Data items
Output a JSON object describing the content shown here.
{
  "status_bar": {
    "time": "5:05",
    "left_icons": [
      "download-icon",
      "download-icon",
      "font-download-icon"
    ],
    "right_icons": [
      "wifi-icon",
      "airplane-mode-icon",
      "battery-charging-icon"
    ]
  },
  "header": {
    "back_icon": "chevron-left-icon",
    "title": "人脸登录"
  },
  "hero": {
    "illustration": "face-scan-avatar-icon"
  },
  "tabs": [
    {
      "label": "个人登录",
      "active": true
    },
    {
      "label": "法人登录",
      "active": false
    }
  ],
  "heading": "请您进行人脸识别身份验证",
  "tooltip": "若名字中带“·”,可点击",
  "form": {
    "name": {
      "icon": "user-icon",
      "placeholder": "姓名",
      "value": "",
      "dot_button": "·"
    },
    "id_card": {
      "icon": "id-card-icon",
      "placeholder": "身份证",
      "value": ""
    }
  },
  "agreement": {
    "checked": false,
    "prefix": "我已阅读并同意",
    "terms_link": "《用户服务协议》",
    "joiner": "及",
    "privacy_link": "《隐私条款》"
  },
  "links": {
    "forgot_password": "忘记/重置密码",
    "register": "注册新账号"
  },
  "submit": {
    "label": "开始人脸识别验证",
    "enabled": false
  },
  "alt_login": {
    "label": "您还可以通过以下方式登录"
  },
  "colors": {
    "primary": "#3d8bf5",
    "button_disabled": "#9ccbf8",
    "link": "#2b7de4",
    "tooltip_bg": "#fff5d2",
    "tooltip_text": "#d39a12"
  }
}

▶ **Given request**: Your task is to reproduce the whole listing exactly.

▶ **Answer to the task**:
Output a JSON object describing the content shown here.
{
  "status_bar": {
    "time": "5:05",
    "left_icons": [
      "download-icon",
      "download-icon",
      "font-download-icon"
    ],
    "right_icons": [
      "wifi-icon",
      "airplane-mode-icon",
      "battery-charging-icon"
    ]
  },
  "header": {
    "back_icon": "chevron-left-icon",
    "title": "人脸登录"
  },
  "hero": {
    "illustration": "face-scan-avatar-icon"
  },
  "tabs": [
    {
      "label": "个人登录",
      "active": true
    },
    {
      "label": "法人登录",
      "active": false
    }
  ],
  "heading": "请您进行人脸识别身份验证",
  "tooltip": "若名字中带“·”,可点击",
  "form": {
    "name": {
      "icon": "user-icon",
      "placeholder": "姓名",
      "value": "",
      "dot_button": "·"
    },
    "id_card": {
      "icon": "id-card-icon",
      "placeholder": "身份证",
      "value": ""
    }
  },
  "agreement": {
    "checked": false,
    "prefix": "我已阅读并同意",
    "terms_link": "《用户服务协议》",
    "joiner": "及",
    "privacy_link": "《隐私条款》"
  },
  "links": {
    "forgot_password": "忘记/重置密码",
    "register": "注册新账号"
  },
  "submit": {
    "label": "开始人脸识别验证",
    "enabled": false
  },
  "alt_login": {
    "label": "您还可以通过以下方式登录"
  },
  "colors": {
    "primary": "#3d8bf5",
    "button_disabled": "#9ccbf8",
    "link": "#2b7de4",
    "tooltip_bg": "#fff5d2",
    "tooltip_text": "#d39a12"
  }
}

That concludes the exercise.